* Begin DATA IN THIS EXERCISE *

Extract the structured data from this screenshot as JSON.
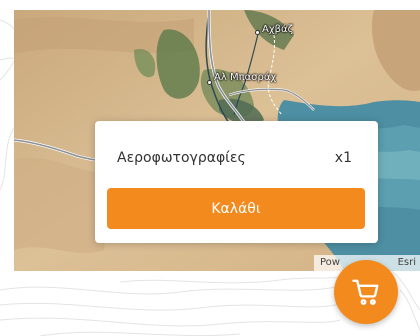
{
  "map": {
    "places": [
      {
        "name": "Αχβάζ"
      },
      {
        "name": "Αλ Μπασράχ"
      }
    ],
    "attribution": {
      "left": "Pow",
      "right": "Esri"
    }
  },
  "cart_popup": {
    "item_label": "Αεροφωτογραφίες",
    "item_count": "x1",
    "button_label": "Καλάθι"
  },
  "cart_fab": {
    "icon": "shopping-cart-icon"
  },
  "colors": {
    "accent": "#f38a1e",
    "map_desert": "#d8b98e",
    "map_water": "#4e8fa3",
    "vegetation": "#5d7a4a"
  }
}
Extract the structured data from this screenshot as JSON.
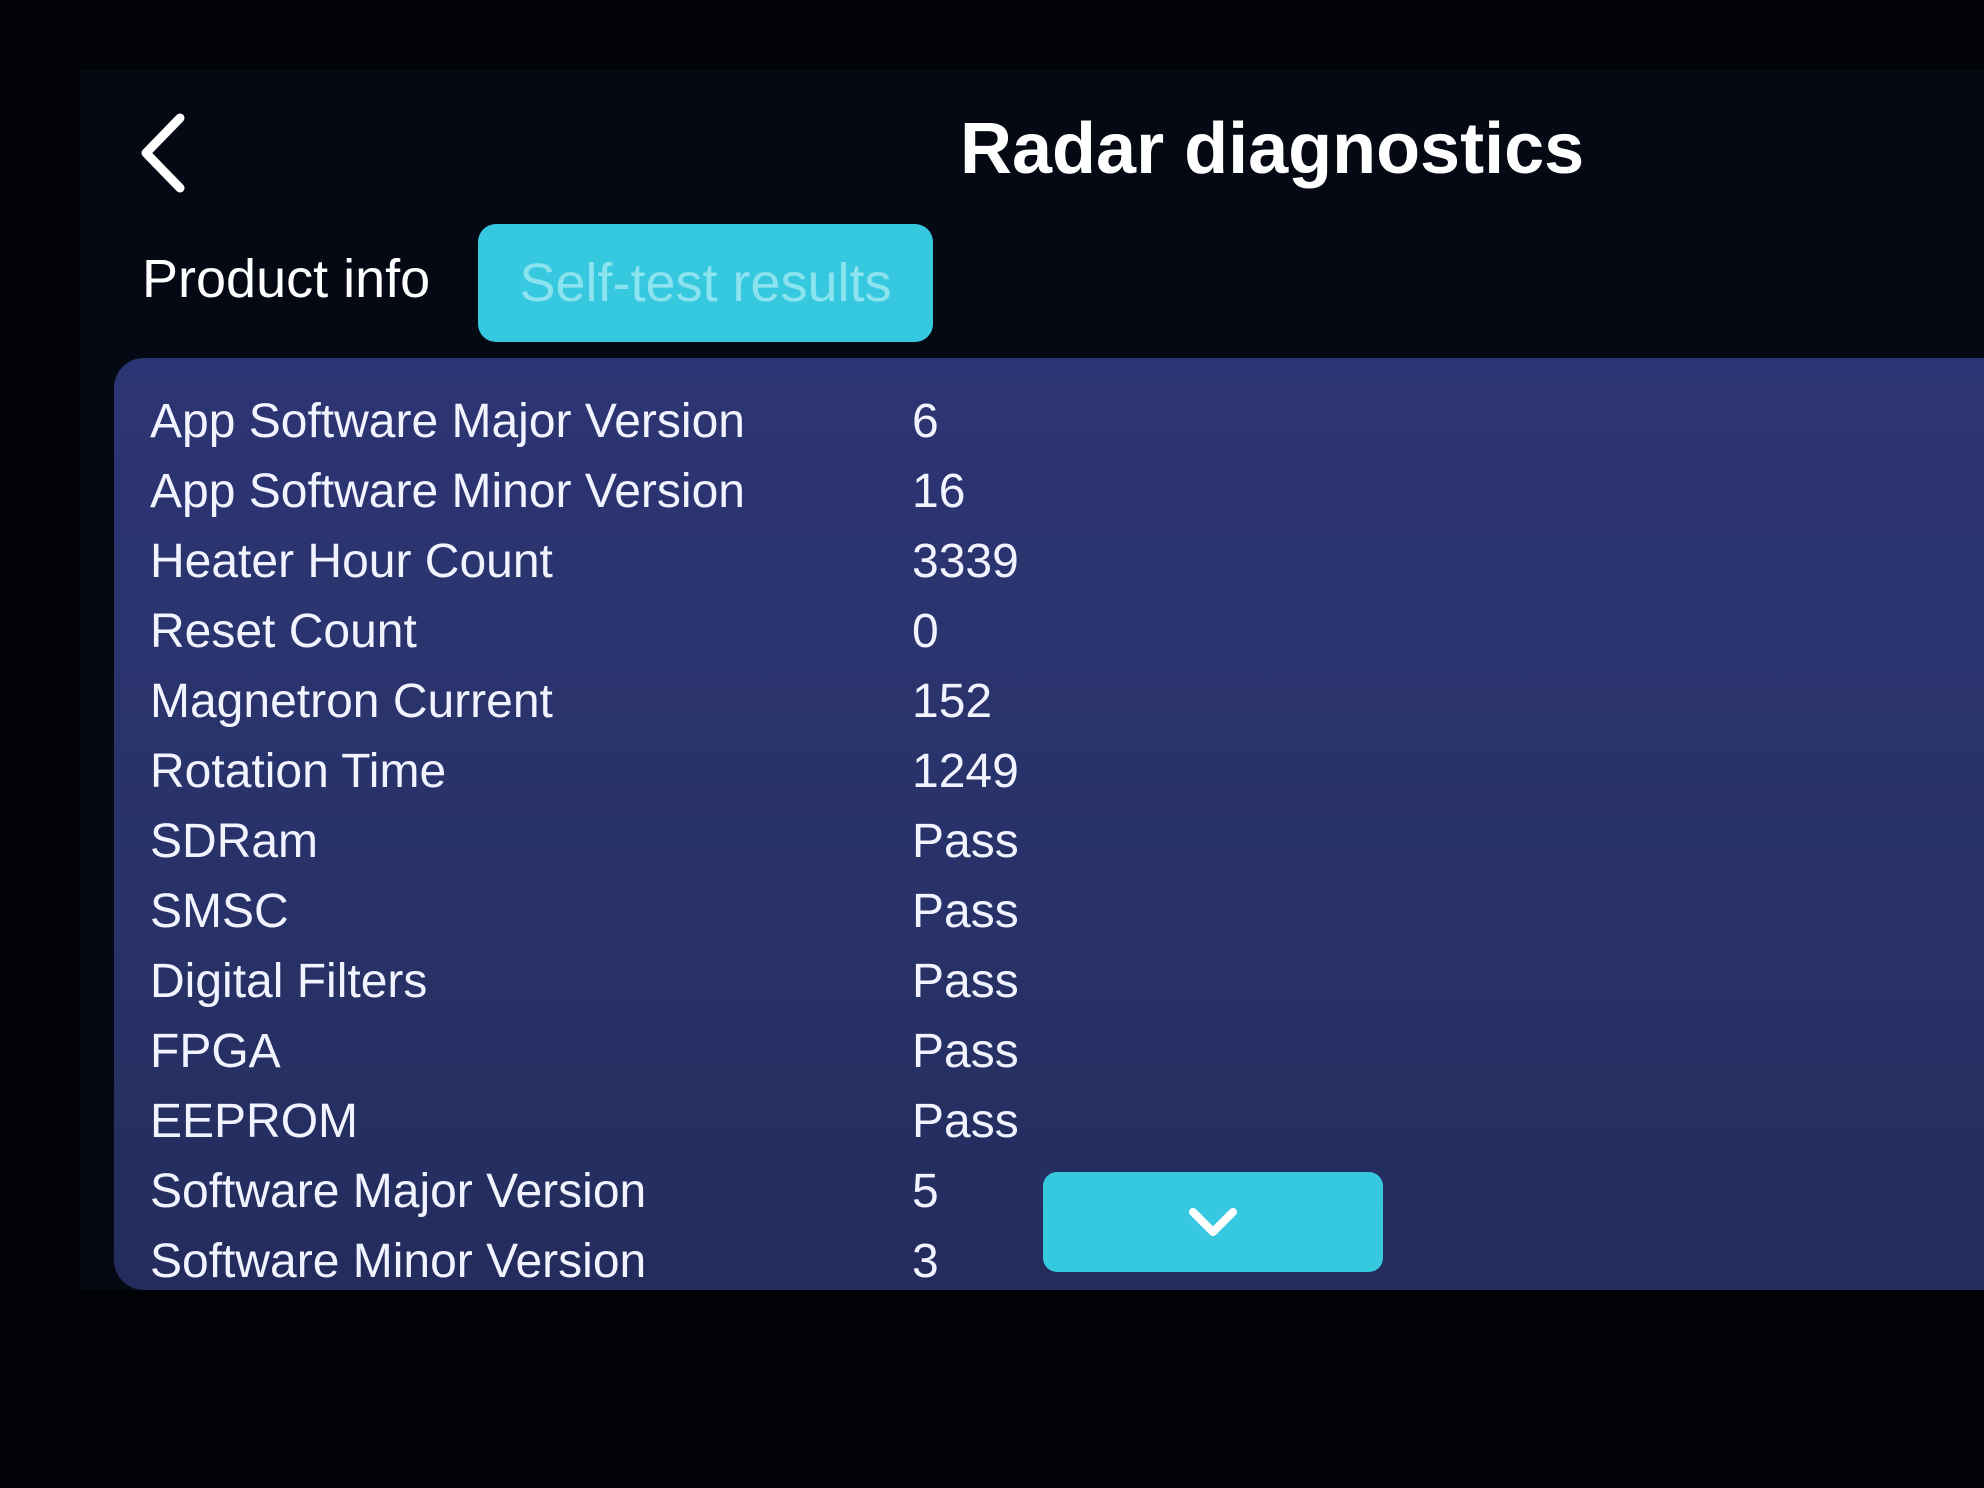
{
  "header": {
    "title": "Radar diagnostics",
    "back_icon": "chevron-left-icon"
  },
  "tabs": [
    {
      "label": "Product info",
      "active": false
    },
    {
      "label": "Self-test results",
      "active": true
    }
  ],
  "results": [
    {
      "label": "App Software Major Version",
      "value": "6"
    },
    {
      "label": "App Software Minor Version",
      "value": "16"
    },
    {
      "label": "Heater Hour Count",
      "value": "3339"
    },
    {
      "label": "Reset Count",
      "value": "0"
    },
    {
      "label": "Magnetron Current",
      "value": "152"
    },
    {
      "label": "Rotation Time",
      "value": "1249"
    },
    {
      "label": "SDRam",
      "value": "Pass"
    },
    {
      "label": "SMSC",
      "value": "Pass"
    },
    {
      "label": "Digital Filters",
      "value": "Pass"
    },
    {
      "label": "FPGA",
      "value": "Pass"
    },
    {
      "label": "EEPROM",
      "value": "Pass"
    },
    {
      "label": "Software Major Version",
      "value": "5"
    },
    {
      "label": "Software Minor Version",
      "value": "3"
    }
  ],
  "scroll_button": {
    "icon": "chevron-down-icon"
  },
  "colors": {
    "accent": "#35c8de",
    "panel": "#2a336e",
    "background": "#050913",
    "text": "#ffffff"
  }
}
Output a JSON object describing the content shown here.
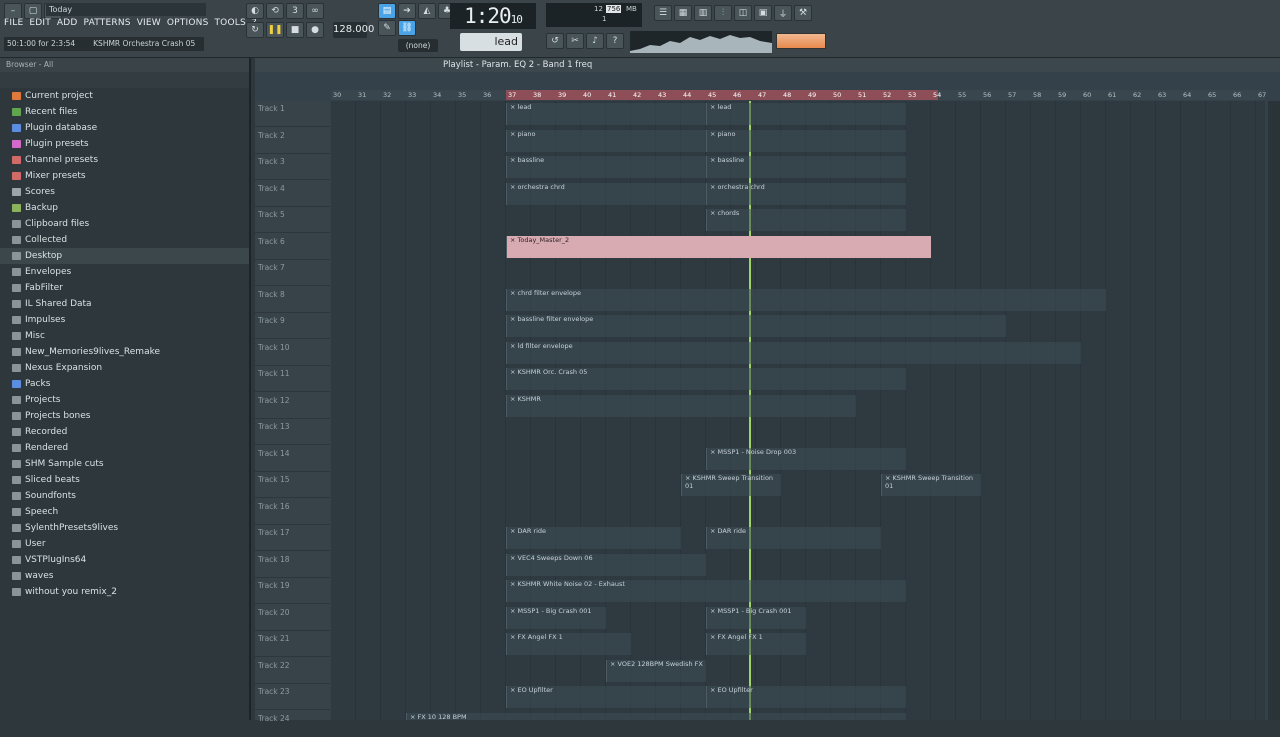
{
  "menu": [
    "FILE",
    "EDIT",
    "ADD",
    "PATTERNS",
    "VIEW",
    "OPTIONS",
    "TOOLS",
    "?"
  ],
  "mini_title": "Today",
  "hint": [
    "50:1:00 for 2:3:54",
    "KSHMR Orchestra Crash 05"
  ],
  "time": {
    "main": "1:20",
    "sub": "10"
  },
  "tempo": "128.000",
  "pattern": "lead",
  "none": "(none)",
  "cpu": {
    "a": "12",
    "b": "756",
    "c": "MB",
    "d": "1"
  },
  "browser": {
    "header": "Browser - All",
    "items": [
      {
        "label": "Current project",
        "color": "#e07a3c"
      },
      {
        "label": "Recent files",
        "color": "#5fa64f"
      },
      {
        "label": "Plugin database",
        "color": "#5b8ee0"
      },
      {
        "label": "Plugin presets",
        "color": "#d36acb"
      },
      {
        "label": "Channel presets",
        "color": "#d36a6a"
      },
      {
        "label": "Mixer presets",
        "color": "#d36a6a"
      },
      {
        "label": "Scores",
        "color": "#9aa6ab"
      },
      {
        "label": "Backup",
        "color": "#8bb35c"
      },
      {
        "label": "Clipboard files",
        "color": "#8b9599"
      },
      {
        "label": "Collected",
        "color": "#8b9599"
      },
      {
        "label": "Desktop",
        "color": "#8b9599"
      },
      {
        "label": "Envelopes",
        "color": "#8b9599"
      },
      {
        "label": "FabFilter",
        "color": "#8b9599"
      },
      {
        "label": "IL Shared Data",
        "color": "#8b9599"
      },
      {
        "label": "Impulses",
        "color": "#8b9599"
      },
      {
        "label": "Misc",
        "color": "#8b9599"
      },
      {
        "label": "New_Memories9lives_Remake",
        "color": "#8b9599"
      },
      {
        "label": "Nexus Expansion",
        "color": "#8b9599"
      },
      {
        "label": "Packs",
        "color": "#5b8ee0"
      },
      {
        "label": "Projects",
        "color": "#8b9599"
      },
      {
        "label": "Projects bones",
        "color": "#8b9599"
      },
      {
        "label": "Recorded",
        "color": "#8b9599"
      },
      {
        "label": "Rendered",
        "color": "#8b9599"
      },
      {
        "label": "SHM Sample cuts",
        "color": "#8b9599"
      },
      {
        "label": "Sliced beats",
        "color": "#8b9599"
      },
      {
        "label": "Soundfonts",
        "color": "#8b9599"
      },
      {
        "label": "Speech",
        "color": "#8b9599"
      },
      {
        "label": "SylenthPresets9lives",
        "color": "#8b9599"
      },
      {
        "label": "User",
        "color": "#8b9599"
      },
      {
        "label": "VSTPlugIns64",
        "color": "#8b9599"
      },
      {
        "label": "waves",
        "color": "#8b9599"
      },
      {
        "label": "without you remix_2",
        "color": "#8b9599"
      }
    ]
  },
  "playlist": {
    "title": "Playlist - Param. EQ 2 - Band 1 freq",
    "ruler": [
      "30",
      "31",
      "32",
      "33",
      "34",
      "35",
      "36",
      "37",
      "38",
      "39",
      "40",
      "41",
      "42",
      "43",
      "44",
      "45",
      "46",
      "47",
      "48",
      "49",
      "50",
      "51",
      "52",
      "53",
      "54",
      "55",
      "56",
      "57",
      "58",
      "59",
      "60",
      "61",
      "62",
      "63",
      "64",
      "65",
      "66",
      "67"
    ],
    "tracks": [
      "Track 1",
      "Track 2",
      "Track 3",
      "Track 4",
      "Track 5",
      "Track 6",
      "Track 7",
      "Track 8",
      "Track 9",
      "Track 10",
      "Track 11",
      "Track 12",
      "Track 13",
      "Track 14",
      "Track 15",
      "Track 16",
      "Track 17",
      "Track 18",
      "Track 19",
      "Track 20",
      "Track 21",
      "Track 22",
      "Track 23",
      "Track 24"
    ],
    "clips": [
      {
        "t": 0,
        "name": "lead",
        "a": 37,
        "b": 45
      },
      {
        "t": 0,
        "name": "lead",
        "a": 45,
        "b": 53
      },
      {
        "t": 1,
        "name": "piano",
        "a": 37,
        "b": 45
      },
      {
        "t": 1,
        "name": "piano",
        "a": 45,
        "b": 53
      },
      {
        "t": 2,
        "name": "bassline",
        "a": 37,
        "b": 45
      },
      {
        "t": 2,
        "name": "bassline",
        "a": 45,
        "b": 53
      },
      {
        "t": 3,
        "name": "orchestra chrd",
        "a": 37,
        "b": 45
      },
      {
        "t": 3,
        "name": "orchestra chrd",
        "a": 45,
        "b": 53
      },
      {
        "t": 4,
        "name": "chords",
        "a": 45,
        "b": 53
      },
      {
        "t": 5,
        "name": "Today_Master_2",
        "a": 37,
        "b": 54,
        "pink": true
      },
      {
        "t": 7,
        "name": "chrd filter envelope",
        "a": 37,
        "b": 61
      },
      {
        "t": 8,
        "name": "bassline filter envelope",
        "a": 37,
        "b": 57
      },
      {
        "t": 9,
        "name": "ld filter envelope",
        "a": 37,
        "b": 60
      },
      {
        "t": 10,
        "name": "KSHMR Orc. Crash 05",
        "a": 37,
        "b": 53
      },
      {
        "t": 11,
        "name": "KSHMR",
        "a": 37,
        "b": 51
      },
      {
        "t": 13,
        "name": "MSSP1 - Noise Drop 003",
        "a": 45,
        "b": 53
      },
      {
        "t": 14,
        "name": "KSHMR Sweep Transition 01",
        "a": 44,
        "b": 48
      },
      {
        "t": 14,
        "name": "KSHMR Sweep Transition 01",
        "a": 52,
        "b": 56
      },
      {
        "t": 16,
        "name": "DAR ride",
        "a": 37,
        "b": 44
      },
      {
        "t": 16,
        "name": "DAR ride",
        "a": 45,
        "b": 52
      },
      {
        "t": 17,
        "name": "VEC4 Sweeps Down 06",
        "a": 37,
        "b": 45
      },
      {
        "t": 18,
        "name": "KSHMR White Noise 02 - Exhaust",
        "a": 37,
        "b": 53
      },
      {
        "t": 19,
        "name": "MSSP1 - Big Crash 001",
        "a": 37,
        "b": 41
      },
      {
        "t": 19,
        "name": "MSSP1 - Big Crash 001",
        "a": 45,
        "b": 49
      },
      {
        "t": 20,
        "name": "FX Angel FX 1",
        "a": 37,
        "b": 42
      },
      {
        "t": 20,
        "name": "FX Angel FX 1",
        "a": 45,
        "b": 49
      },
      {
        "t": 21,
        "name": "VOE2 128BPM Swedish FX",
        "a": 41,
        "b": 45
      },
      {
        "t": 22,
        "name": "EO Upfilter",
        "a": 37,
        "b": 45
      },
      {
        "t": 22,
        "name": "EO Upfilter",
        "a": 45,
        "b": 53
      },
      {
        "t": 23,
        "name": "FX 10 128 BPM",
        "a": 33,
        "b": 53
      }
    ]
  }
}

* End DATA IN THIS EXERCISE *

Identify how many lines in the entries above include the string "Minor", then state that number alone.

2